─── DATA SECTION ───

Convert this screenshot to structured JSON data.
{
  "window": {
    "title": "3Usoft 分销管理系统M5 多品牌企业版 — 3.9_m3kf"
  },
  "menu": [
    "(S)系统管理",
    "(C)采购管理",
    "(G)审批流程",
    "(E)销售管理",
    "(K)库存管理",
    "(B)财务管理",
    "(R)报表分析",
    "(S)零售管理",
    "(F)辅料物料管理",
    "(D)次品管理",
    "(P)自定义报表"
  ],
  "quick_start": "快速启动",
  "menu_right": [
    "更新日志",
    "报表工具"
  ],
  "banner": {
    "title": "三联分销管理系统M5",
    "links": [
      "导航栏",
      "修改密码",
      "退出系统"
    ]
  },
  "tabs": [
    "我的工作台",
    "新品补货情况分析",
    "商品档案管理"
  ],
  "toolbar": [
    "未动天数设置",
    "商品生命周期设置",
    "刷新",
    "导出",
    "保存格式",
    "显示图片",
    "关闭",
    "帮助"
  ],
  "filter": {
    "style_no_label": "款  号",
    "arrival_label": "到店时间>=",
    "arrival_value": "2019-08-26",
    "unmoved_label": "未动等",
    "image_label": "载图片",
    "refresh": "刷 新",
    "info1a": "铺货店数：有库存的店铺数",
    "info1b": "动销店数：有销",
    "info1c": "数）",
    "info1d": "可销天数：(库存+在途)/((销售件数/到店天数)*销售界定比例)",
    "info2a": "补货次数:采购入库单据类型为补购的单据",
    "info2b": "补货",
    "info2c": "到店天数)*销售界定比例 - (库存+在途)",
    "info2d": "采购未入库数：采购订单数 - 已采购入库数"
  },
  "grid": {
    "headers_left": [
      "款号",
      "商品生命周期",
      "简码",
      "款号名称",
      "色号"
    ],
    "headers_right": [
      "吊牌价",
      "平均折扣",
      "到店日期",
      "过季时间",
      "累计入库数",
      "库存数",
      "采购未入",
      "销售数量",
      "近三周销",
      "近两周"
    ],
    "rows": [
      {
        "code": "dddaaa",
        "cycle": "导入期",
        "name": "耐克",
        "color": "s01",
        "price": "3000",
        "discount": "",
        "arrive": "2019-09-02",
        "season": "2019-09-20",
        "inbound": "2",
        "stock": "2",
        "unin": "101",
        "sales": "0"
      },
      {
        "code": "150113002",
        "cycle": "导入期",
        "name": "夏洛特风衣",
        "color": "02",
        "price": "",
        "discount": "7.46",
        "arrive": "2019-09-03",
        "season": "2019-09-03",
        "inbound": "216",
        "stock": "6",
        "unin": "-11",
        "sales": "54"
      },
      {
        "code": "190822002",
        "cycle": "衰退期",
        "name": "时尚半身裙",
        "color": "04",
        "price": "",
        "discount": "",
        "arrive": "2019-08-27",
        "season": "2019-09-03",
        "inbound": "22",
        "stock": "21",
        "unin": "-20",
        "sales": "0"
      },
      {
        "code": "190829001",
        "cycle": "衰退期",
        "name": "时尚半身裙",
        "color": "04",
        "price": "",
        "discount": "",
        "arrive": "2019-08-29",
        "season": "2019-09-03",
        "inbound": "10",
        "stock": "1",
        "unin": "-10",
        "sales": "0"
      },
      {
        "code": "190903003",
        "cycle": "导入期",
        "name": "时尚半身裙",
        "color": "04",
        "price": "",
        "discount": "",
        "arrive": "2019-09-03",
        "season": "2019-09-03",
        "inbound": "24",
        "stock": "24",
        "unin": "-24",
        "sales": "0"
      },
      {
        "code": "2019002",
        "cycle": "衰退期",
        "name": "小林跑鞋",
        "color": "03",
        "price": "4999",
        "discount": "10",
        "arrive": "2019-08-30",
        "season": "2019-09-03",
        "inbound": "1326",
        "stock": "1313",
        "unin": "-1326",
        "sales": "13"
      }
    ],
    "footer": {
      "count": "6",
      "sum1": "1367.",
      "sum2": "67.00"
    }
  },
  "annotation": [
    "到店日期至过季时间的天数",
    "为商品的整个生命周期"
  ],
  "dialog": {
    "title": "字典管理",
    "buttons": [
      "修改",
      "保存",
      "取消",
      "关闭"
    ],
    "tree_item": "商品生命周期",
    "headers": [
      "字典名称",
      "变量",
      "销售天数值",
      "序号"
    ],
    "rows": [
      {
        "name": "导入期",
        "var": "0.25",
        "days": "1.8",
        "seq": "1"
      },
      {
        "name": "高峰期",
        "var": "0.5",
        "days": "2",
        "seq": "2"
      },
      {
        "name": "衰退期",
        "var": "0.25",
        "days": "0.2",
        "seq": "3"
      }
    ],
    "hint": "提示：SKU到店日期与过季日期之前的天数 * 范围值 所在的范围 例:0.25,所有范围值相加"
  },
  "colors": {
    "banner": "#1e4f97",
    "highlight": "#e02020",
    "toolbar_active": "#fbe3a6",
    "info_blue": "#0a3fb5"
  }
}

───

§ **DIRECTIONS FOR THIS TASK**
Quote the whole listing above, leaving nothing out.

§ **FULL RESPONSE**
Convert this screenshot to structured JSON data.
{
  "window": {
    "title": "3Usoft 分销管理系统M5 多品牌企业版 — 3.9_m3kf"
  },
  "menu": [
    "(S)系统管理",
    "(C)采购管理",
    "(G)审批流程",
    "(E)销售管理",
    "(K)库存管理",
    "(B)财务管理",
    "(R)报表分析",
    "(S)零售管理",
    "(F)辅料物料管理",
    "(D)次品管理",
    "(P)自定义报表"
  ],
  "quick_start": "快速启动",
  "menu_right": [
    "更新日志",
    "报表工具"
  ],
  "banner": {
    "title": "三联分销管理系统M5",
    "links": [
      "导航栏",
      "修改密码",
      "退出系统"
    ]
  },
  "tabs": [
    "我的工作台",
    "新品补货情况分析",
    "商品档案管理"
  ],
  "toolbar": [
    "未动天数设置",
    "商品生命周期设置",
    "刷新",
    "导出",
    "保存格式",
    "显示图片",
    "关闭",
    "帮助"
  ],
  "filter": {
    "style_no_label": "款  号",
    "arrival_label": "到店时间>=",
    "arrival_value": "2019-08-26",
    "unmoved_label": "未动等",
    "image_label": "载图片",
    "refresh": "刷 新",
    "info1a": "铺货店数：有库存的店铺数",
    "info1b": "动销店数：有销",
    "info1c": "数）",
    "info1d": "可销天数：(库存+在途)/((销售件数/到店天数)*销售界定比例)",
    "info2a": "补货次数:采购入库单据类型为补购的单据",
    "info2b": "补货",
    "info2c": "到店天数)*销售界定比例 - (库存+在途)",
    "info2d": "采购未入库数：采购订单数 - 已采购入库数"
  },
  "grid": {
    "headers_left": [
      "款号",
      "商品生命周期",
      "简码",
      "款号名称",
      "色号"
    ],
    "headers_right": [
      "吊牌价",
      "平均折扣",
      "到店日期",
      "过季时间",
      "累计入库数",
      "库存数",
      "采购未入",
      "销售数量",
      "近三周销",
      "近两周"
    ],
    "rows": [
      {
        "code": "dddaaa",
        "cycle": "导入期",
        "name": "耐克",
        "color": "s01",
        "price": "3000",
        "discount": "",
        "arrive": "2019-09-02",
        "season": "2019-09-20",
        "inbound": "2",
        "stock": "2",
        "unin": "101",
        "sales": "0"
      },
      {
        "code": "150113002",
        "cycle": "导入期",
        "name": "夏洛特风衣",
        "color": "02",
        "price": "",
        "discount": "7.46",
        "arrive": "2019-09-03",
        "season": "2019-09-03",
        "inbound": "216",
        "stock": "6",
        "unin": "-11",
        "sales": "54"
      },
      {
        "code": "190822002",
        "cycle": "衰退期",
        "name": "时尚半身裙",
        "color": "04",
        "price": "",
        "discount": "",
        "arrive": "2019-08-27",
        "season": "2019-09-03",
        "inbound": "22",
        "stock": "21",
        "unin": "-20",
        "sales": "0"
      },
      {
        "code": "190829001",
        "cycle": "衰退期",
        "name": "时尚半身裙",
        "color": "04",
        "price": "",
        "discount": "",
        "arrive": "2019-08-29",
        "season": "2019-09-03",
        "inbound": "10",
        "stock": "1",
        "unin": "-10",
        "sales": "0"
      },
      {
        "code": "190903003",
        "cycle": "导入期",
        "name": "时尚半身裙",
        "color": "04",
        "price": "",
        "discount": "",
        "arrive": "2019-09-03",
        "season": "2019-09-03",
        "inbound": "24",
        "stock": "24",
        "unin": "-24",
        "sales": "0"
      },
      {
        "code": "2019002",
        "cycle": "衰退期",
        "name": "小林跑鞋",
        "color": "03",
        "price": "4999",
        "discount": "10",
        "arrive": "2019-08-30",
        "season": "2019-09-03",
        "inbound": "1326",
        "stock": "1313",
        "unin": "-1326",
        "sales": "13"
      }
    ],
    "footer": {
      "count": "6",
      "sum1": "1367.",
      "sum2": "67.00"
    }
  },
  "annotation": [
    "到店日期至过季时间的天数",
    "为商品的整个生命周期"
  ],
  "dialog": {
    "title": "字典管理",
    "buttons": [
      "修改",
      "保存",
      "取消",
      "关闭"
    ],
    "tree_item": "商品生命周期",
    "headers": [
      "字典名称",
      "变量",
      "销售天数值",
      "序号"
    ],
    "rows": [
      {
        "name": "导入期",
        "var": "0.25",
        "days": "1.8",
        "seq": "1"
      },
      {
        "name": "高峰期",
        "var": "0.5",
        "days": "2",
        "seq": "2"
      },
      {
        "name": "衰退期",
        "var": "0.25",
        "days": "0.2",
        "seq": "3"
      }
    ],
    "hint": "提示：SKU到店日期与过季日期之前的天数 * 范围值 所在的范围 例:0.25,所有范围值相加"
  },
  "colors": {
    "banner": "#1e4f97",
    "highlight": "#e02020",
    "toolbar_active": "#fbe3a6",
    "info_blue": "#0a3fb5"
  }
}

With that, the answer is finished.